*Objective:* Reproduce each record exactly.

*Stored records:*
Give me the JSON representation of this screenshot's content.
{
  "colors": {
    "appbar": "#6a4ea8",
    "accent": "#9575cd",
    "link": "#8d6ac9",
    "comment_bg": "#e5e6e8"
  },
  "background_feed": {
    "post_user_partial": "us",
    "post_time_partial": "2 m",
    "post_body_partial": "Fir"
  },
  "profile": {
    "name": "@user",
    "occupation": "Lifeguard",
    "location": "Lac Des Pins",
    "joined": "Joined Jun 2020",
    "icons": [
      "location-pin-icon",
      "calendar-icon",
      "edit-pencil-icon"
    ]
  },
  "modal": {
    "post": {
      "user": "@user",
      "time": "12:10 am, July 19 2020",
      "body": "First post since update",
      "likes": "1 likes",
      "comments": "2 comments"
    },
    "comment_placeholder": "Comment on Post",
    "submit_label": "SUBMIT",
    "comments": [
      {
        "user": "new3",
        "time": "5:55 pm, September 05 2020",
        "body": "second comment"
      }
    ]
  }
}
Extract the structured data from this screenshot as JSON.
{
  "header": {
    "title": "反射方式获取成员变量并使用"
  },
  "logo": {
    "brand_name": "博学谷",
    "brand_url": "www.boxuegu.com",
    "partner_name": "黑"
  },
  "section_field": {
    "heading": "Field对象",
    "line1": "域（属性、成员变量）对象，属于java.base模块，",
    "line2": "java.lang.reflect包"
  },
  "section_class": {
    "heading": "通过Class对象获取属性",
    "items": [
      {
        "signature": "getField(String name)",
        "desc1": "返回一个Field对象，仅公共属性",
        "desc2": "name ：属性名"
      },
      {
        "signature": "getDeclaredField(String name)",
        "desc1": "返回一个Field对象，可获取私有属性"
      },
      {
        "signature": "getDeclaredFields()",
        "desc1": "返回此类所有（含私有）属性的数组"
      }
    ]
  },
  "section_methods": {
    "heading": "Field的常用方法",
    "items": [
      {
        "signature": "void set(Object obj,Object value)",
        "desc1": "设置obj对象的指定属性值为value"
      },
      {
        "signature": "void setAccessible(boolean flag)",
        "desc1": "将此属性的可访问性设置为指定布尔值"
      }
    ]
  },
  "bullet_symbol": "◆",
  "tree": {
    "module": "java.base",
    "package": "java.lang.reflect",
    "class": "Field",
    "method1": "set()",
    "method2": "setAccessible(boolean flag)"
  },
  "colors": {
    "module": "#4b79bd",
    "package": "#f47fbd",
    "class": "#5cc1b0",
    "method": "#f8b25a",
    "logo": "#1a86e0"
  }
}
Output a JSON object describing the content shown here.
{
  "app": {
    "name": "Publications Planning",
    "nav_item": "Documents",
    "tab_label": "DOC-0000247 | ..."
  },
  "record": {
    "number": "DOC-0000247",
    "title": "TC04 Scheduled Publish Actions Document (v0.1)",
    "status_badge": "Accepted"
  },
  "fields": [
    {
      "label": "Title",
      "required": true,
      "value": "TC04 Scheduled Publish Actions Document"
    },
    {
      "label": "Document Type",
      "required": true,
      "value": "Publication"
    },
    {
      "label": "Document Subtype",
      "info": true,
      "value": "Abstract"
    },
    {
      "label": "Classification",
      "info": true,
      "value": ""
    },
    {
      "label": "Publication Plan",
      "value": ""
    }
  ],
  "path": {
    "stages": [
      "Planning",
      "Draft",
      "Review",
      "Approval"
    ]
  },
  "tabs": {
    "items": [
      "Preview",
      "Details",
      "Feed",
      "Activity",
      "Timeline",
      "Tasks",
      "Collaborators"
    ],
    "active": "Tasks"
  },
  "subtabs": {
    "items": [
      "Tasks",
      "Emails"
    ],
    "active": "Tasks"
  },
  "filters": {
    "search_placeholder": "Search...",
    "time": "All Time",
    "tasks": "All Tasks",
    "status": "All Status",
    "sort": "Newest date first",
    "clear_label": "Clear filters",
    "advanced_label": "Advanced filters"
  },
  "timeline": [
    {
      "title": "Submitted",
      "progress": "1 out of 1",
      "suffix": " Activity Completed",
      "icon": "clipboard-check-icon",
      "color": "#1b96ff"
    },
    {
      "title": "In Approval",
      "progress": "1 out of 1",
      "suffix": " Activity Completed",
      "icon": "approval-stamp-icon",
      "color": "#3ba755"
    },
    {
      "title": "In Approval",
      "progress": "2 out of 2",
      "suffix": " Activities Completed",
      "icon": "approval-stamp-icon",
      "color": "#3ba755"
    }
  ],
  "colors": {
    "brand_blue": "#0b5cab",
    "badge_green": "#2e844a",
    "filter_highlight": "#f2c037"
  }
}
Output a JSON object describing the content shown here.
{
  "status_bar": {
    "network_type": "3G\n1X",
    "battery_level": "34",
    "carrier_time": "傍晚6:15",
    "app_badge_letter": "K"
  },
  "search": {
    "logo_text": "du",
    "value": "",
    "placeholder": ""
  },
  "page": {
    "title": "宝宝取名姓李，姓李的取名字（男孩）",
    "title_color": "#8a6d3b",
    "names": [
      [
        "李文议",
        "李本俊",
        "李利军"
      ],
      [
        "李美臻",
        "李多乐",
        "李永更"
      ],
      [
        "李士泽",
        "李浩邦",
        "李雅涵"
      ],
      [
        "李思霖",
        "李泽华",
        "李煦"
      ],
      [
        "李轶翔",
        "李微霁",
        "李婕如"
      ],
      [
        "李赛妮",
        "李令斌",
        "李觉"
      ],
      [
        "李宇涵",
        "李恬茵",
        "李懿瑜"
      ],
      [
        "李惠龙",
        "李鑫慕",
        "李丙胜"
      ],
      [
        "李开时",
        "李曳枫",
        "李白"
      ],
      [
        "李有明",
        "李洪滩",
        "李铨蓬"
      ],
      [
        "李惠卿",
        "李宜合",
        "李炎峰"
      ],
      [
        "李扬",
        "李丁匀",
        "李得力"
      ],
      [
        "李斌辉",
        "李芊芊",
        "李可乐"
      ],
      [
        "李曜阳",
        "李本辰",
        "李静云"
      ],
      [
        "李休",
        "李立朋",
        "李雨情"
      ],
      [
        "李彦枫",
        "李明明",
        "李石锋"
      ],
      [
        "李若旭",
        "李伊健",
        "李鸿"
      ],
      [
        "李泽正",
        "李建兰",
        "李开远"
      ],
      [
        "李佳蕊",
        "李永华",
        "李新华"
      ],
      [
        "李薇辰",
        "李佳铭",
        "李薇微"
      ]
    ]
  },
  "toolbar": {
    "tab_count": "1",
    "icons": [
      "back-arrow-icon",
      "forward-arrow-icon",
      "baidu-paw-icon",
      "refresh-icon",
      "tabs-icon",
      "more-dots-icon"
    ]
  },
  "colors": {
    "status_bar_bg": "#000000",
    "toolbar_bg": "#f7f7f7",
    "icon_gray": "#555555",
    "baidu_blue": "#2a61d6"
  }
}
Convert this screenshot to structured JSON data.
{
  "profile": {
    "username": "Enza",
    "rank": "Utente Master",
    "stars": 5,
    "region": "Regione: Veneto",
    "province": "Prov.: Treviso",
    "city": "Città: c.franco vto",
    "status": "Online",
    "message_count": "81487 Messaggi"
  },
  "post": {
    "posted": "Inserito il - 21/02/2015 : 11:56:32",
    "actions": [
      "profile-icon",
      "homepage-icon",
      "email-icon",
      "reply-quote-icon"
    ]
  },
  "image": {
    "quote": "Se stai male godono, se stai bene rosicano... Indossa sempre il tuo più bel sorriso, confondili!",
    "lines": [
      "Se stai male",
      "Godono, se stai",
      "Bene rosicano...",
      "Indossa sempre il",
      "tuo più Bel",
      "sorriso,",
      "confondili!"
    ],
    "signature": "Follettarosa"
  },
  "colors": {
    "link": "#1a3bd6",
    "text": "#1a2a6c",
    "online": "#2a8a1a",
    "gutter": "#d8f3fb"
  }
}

*Reply to the exercise:*
Give me the JSON representation of this screenshot's content.
{
  "colors": {
    "appbar": "#6a4ea8",
    "accent": "#9575cd",
    "link": "#8d6ac9",
    "comment_bg": "#e5e6e8"
  },
  "background_feed": {
    "post_user_partial": "us",
    "post_time_partial": "2 m",
    "post_body_partial": "Fir"
  },
  "profile": {
    "name": "@user",
    "occupation": "Lifeguard",
    "location": "Lac Des Pins",
    "joined": "Joined Jun 2020",
    "icons": [
      "location-pin-icon",
      "calendar-icon",
      "edit-pencil-icon"
    ]
  },
  "modal": {
    "post": {
      "user": "@user",
      "time": "12:10 am, July 19 2020",
      "body": "First post since update",
      "likes": "1 likes",
      "comments": "2 comments"
    },
    "comment_placeholder": "Comment on Post",
    "submit_label": "SUBMIT",
    "comments": [
      {
        "user": "new3",
        "time": "5:55 pm, September 05 2020",
        "body": "second comment"
      }
    ]
  }
}
Extract the structured data from this screenshot as JSON.
{
  "header": {
    "title": "反射方式获取成员变量并使用"
  },
  "logo": {
    "brand_name": "博学谷",
    "brand_url": "www.boxuegu.com",
    "partner_name": "黑"
  },
  "section_field": {
    "heading": "Field对象",
    "line1": "域（属性、成员变量）对象，属于java.base模块，",
    "line2": "java.lang.reflect包"
  },
  "section_class": {
    "heading": "通过Class对象获取属性",
    "items": [
      {
        "signature": "getField(String name)",
        "desc1": "返回一个Field对象，仅公共属性",
        "desc2": "name ：属性名"
      },
      {
        "signature": "getDeclaredField(String name)",
        "desc1": "返回一个Field对象，可获取私有属性"
      },
      {
        "signature": "getDeclaredFields()",
        "desc1": "返回此类所有（含私有）属性的数组"
      }
    ]
  },
  "section_methods": {
    "heading": "Field的常用方法",
    "items": [
      {
        "signature": "void set(Object obj,Object value)",
        "desc1": "设置obj对象的指定属性值为value"
      },
      {
        "signature": "void setAccessible(boolean flag)",
        "desc1": "将此属性的可访问性设置为指定布尔值"
      }
    ]
  },
  "bullet_symbol": "◆",
  "tree": {
    "module": "java.base",
    "package": "java.lang.reflect",
    "class": "Field",
    "method1": "set()",
    "method2": "setAccessible(boolean flag)"
  },
  "colors": {
    "module": "#4b79bd",
    "package": "#f47fbd",
    "class": "#5cc1b0",
    "method": "#f8b25a",
    "logo": "#1a86e0"
  }
}
Output a JSON object describing the content shown here.
{
  "app": {
    "name": "Publications Planning",
    "nav_item": "Documents",
    "tab_label": "DOC-0000247 | ..."
  },
  "record": {
    "number": "DOC-0000247",
    "title": "TC04 Scheduled Publish Actions Document (v0.1)",
    "status_badge": "Accepted"
  },
  "fields": [
    {
      "label": "Title",
      "required": true,
      "value": "TC04 Scheduled Publish Actions Document"
    },
    {
      "label": "Document Type",
      "required": true,
      "value": "Publication"
    },
    {
      "label": "Document Subtype",
      "info": true,
      "value": "Abstract"
    },
    {
      "label": "Classification",
      "info": true,
      "value": ""
    },
    {
      "label": "Publication Plan",
      "value": ""
    }
  ],
  "path": {
    "stages": [
      "Planning",
      "Draft",
      "Review",
      "Approval"
    ]
  },
  "tabs": {
    "items": [
      "Preview",
      "Details",
      "Feed",
      "Activity",
      "Timeline",
      "Tasks",
      "Collaborators"
    ],
    "active": "Tasks"
  },
  "subtabs": {
    "items": [
      "Tasks",
      "Emails"
    ],
    "active": "Tasks"
  },
  "filters": {
    "search_placeholder": "Search...",
    "time": "All Time",
    "tasks": "All Tasks",
    "status": "All Status",
    "sort": "Newest date first",
    "clear_label": "Clear filters",
    "advanced_label": "Advanced filters"
  },
  "timeline": [
    {
      "title": "Submitted",
      "progress": "1 out of 1",
      "suffix": " Activity Completed",
      "icon": "clipboard-check-icon",
      "color": "#1b96ff"
    },
    {
      "title": "In Approval",
      "progress": "1 out of 1",
      "suffix": " Activity Completed",
      "icon": "approval-stamp-icon",
      "color": "#3ba755"
    },
    {
      "title": "In Approval",
      "progress": "2 out of 2",
      "suffix": " Activities Completed",
      "icon": "approval-stamp-icon",
      "color": "#3ba755"
    }
  ],
  "colors": {
    "brand_blue": "#0b5cab",
    "badge_green": "#2e844a",
    "filter_highlight": "#f2c037"
  }
}
Output a JSON object describing the content shown here.
{
  "status_bar": {
    "network_type": "3G\n1X",
    "battery_level": "34",
    "carrier_time": "傍晚6:15",
    "app_badge_letter": "K"
  },
  "search": {
    "logo_text": "du",
    "value": "",
    "placeholder": ""
  },
  "page": {
    "title": "宝宝取名姓李，姓李的取名字（男孩）",
    "title_color": "#8a6d3b",
    "names": [
      [
        "李文议",
        "李本俊",
        "李利军"
      ],
      [
        "李美臻",
        "李多乐",
        "李永更"
      ],
      [
        "李士泽",
        "李浩邦",
        "李雅涵"
      ],
      [
        "李思霖",
        "李泽华",
        "李煦"
      ],
      [
        "李轶翔",
        "李微霁",
        "李婕如"
      ],
      [
        "李赛妮",
        "李令斌",
        "李觉"
      ],
      [
        "李宇涵",
        "李恬茵",
        "李懿瑜"
      ],
      [
        "李惠龙",
        "李鑫慕",
        "李丙胜"
      ],
      [
        "李开时",
        "李曳枫",
        "李白"
      ],
      [
        "李有明",
        "李洪滩",
        "李铨蓬"
      ],
      [
        "李惠卿",
        "李宜合",
        "李炎峰"
      ],
      [
        "李扬",
        "李丁匀",
        "李得力"
      ],
      [
        "李斌辉",
        "李芊芊",
        "李可乐"
      ],
      [
        "李曜阳",
        "李本辰",
        "李静云"
      ],
      [
        "李休",
        "李立朋",
        "李雨情"
      ],
      [
        "李彦枫",
        "李明明",
        "李石锋"
      ],
      [
        "李若旭",
        "李伊健",
        "李鸿"
      ],
      [
        "李泽正",
        "李建兰",
        "李开远"
      ],
      [
        "李佳蕊",
        "李永华",
        "李新华"
      ],
      [
        "李薇辰",
        "李佳铭",
        "李薇微"
      ]
    ]
  },
  "toolbar": {
    "tab_count": "1",
    "icons": [
      "back-arrow-icon",
      "forward-arrow-icon",
      "baidu-paw-icon",
      "refresh-icon",
      "tabs-icon",
      "more-dots-icon"
    ]
  },
  "colors": {
    "status_bar_bg": "#000000",
    "toolbar_bg": "#f7f7f7",
    "icon_gray": "#555555",
    "baidu_blue": "#2a61d6"
  }
}
Convert this screenshot to structured JSON data.
{
  "profile": {
    "username": "Enza",
    "rank": "Utente Master",
    "stars": 5,
    "region": "Regione: Veneto",
    "province": "Prov.: Treviso",
    "city": "Città: c.franco vto",
    "status": "Online",
    "message_count": "81487 Messaggi"
  },
  "post": {
    "posted": "Inserito il - 21/02/2015 : 11:56:32",
    "actions": [
      "profile-icon",
      "homepage-icon",
      "email-icon",
      "reply-quote-icon"
    ]
  },
  "image": {
    "quote": "Se stai male godono, se stai bene rosicano... Indossa sempre il tuo più bel sorriso, confondili!",
    "lines": [
      "Se stai male",
      "Godono, se stai",
      "Bene rosicano...",
      "Indossa sempre il",
      "tuo più Bel",
      "sorriso,",
      "confondili!"
    ],
    "signature": "Follettarosa"
  },
  "colors": {
    "link": "#1a3bd6",
    "text": "#1a2a6c",
    "online": "#2a8a1a",
    "gutter": "#d8f3fb"
  }
}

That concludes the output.